WHAT THE TASK ASKS:
Return every line of the material exactly.

[RECORDED DATA start]

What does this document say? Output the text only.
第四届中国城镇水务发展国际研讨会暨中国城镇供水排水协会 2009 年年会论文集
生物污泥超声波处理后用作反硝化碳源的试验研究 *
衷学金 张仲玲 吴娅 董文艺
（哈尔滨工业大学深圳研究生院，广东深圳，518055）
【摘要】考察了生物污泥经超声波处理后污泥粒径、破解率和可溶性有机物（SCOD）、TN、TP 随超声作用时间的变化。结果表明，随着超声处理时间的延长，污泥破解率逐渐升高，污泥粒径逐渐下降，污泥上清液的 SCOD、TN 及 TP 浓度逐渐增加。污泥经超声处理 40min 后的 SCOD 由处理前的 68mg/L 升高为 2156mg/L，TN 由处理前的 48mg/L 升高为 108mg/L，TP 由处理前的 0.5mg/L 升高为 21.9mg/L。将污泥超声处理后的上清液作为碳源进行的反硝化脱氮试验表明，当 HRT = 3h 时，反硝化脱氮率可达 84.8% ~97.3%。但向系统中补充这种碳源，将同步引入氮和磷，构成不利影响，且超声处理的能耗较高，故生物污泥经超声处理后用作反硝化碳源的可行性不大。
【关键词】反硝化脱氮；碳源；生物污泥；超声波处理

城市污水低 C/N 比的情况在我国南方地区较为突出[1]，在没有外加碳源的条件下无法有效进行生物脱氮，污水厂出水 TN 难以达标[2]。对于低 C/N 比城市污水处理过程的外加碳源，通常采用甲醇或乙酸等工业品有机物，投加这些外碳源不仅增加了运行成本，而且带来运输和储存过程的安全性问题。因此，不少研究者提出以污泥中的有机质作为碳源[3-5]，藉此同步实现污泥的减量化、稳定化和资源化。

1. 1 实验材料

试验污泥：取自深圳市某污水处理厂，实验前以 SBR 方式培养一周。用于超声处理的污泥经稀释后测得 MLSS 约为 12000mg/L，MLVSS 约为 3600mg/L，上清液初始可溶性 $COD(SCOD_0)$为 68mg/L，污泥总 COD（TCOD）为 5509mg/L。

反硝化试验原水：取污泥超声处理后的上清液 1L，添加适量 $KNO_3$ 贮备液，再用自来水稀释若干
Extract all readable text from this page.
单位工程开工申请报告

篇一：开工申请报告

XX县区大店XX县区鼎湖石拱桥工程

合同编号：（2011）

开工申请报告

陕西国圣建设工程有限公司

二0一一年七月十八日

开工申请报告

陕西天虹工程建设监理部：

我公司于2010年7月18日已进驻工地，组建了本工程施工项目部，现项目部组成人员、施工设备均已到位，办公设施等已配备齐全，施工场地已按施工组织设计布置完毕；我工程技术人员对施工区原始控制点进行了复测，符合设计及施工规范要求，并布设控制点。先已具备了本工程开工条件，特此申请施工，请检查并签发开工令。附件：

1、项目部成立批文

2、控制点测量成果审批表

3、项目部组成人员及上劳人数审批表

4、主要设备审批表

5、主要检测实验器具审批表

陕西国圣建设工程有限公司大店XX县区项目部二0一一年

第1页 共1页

[RECORDED DATA end]

EXPECTED ANSWER:
What does this document say? Output the text only.
第四届中国城镇水务发展国际研讨会暨中国城镇供水排水协会 2009 年年会论文集
生物污泥超声波处理后用作反硝化碳源的试验研究 *
衷学金 张仲玲 吴娅 董文艺
（哈尔滨工业大学深圳研究生院，广东深圳，518055）
【摘要】考察了生物污泥经超声波处理后污泥粒径、破解率和可溶性有机物（SCOD）、TN、TP 随超声作用时间的变化。结果表明，随着超声处理时间的延长，污泥破解率逐渐升高，污泥粒径逐渐下降，污泥上清液的 SCOD、TN 及 TP 浓度逐渐增加。污泥经超声处理 40min 后的 SCOD 由处理前的 68mg/L 升高为 2156mg/L，TN 由处理前的 48mg/L 升高为 108mg/L，TP 由处理前的 0.5mg/L 升高为 21.9mg/L。将污泥超声处理后的上清液作为碳源进行的反硝化脱氮试验表明，当 HRT = 3h 时，反硝化脱氮率可达 84.8% ~97.3%。但向系统中补充这种碳源，将同步引入氮和磷，构成不利影响，且超声处理的能耗较高，故生物污泥经超声处理后用作反硝化碳源的可行性不大。
【关键词】反硝化脱氮；碳源；生物污泥；超声波处理

城市污水低 C/N 比的情况在我国南方地区较为突出[1]，在没有外加碳源的条件下无法有效进行生物脱氮，污水厂出水 TN 难以达标[2]。对于低 C/N 比城市污水处理过程的外加碳源，通常采用甲醇或乙酸等工业品有机物，投加这些外碳源不仅增加了运行成本，而且带来运输和储存过程的安全性问题。因此，不少研究者提出以污泥中的有机质作为碳源[3-5]，藉此同步实现污泥的减量化、稳定化和资源化。

1. 1 实验材料

试验污泥：取自深圳市某污水处理厂，实验前以 SBR 方式培养一周。用于超声处理的污泥经稀释后测得 MLSS 约为 12000mg/L，MLVSS 约为 3600mg/L，上清液初始可溶性 $COD(SCOD_0)$为 68mg/L，污泥总 COD（TCOD）为 5509mg/L。

反硝化试验原水：取污泥超声处理后的上清液 1L，添加适量 $KNO_3$ 贮备液，再用自来水稀释若干
Extract all readable text from this page.
单位工程开工申请报告

篇一：开工申请报告

XX县区大店XX县区鼎湖石拱桥工程

合同编号：（2011）

开工申请报告

陕西国圣建设工程有限公司

二0一一年七月十八日

开工申请报告

陕西天虹工程建设监理部：

我公司于2010年7月18日已进驻工地，组建了本工程施工项目部，现项目部组成人员、施工设备均已到位，办公设施等已配备齐全，施工场地已按施工组织设计布置完毕；我工程技术人员对施工区原始控制点进行了复测，符合设计及施工规范要求，并布设控制点。先已具备了本工程开工条件，特此申请施工，请检查并签发开工令。附件：

1、项目部成立批文

2、控制点测量成果审批表

3、项目部组成人员及上劳人数审批表

4、主要设备审批表

5、主要检测实验器具审批表

陕西国圣建设工程有限公司大店XX县区项目部二0一一年

第1页 共1页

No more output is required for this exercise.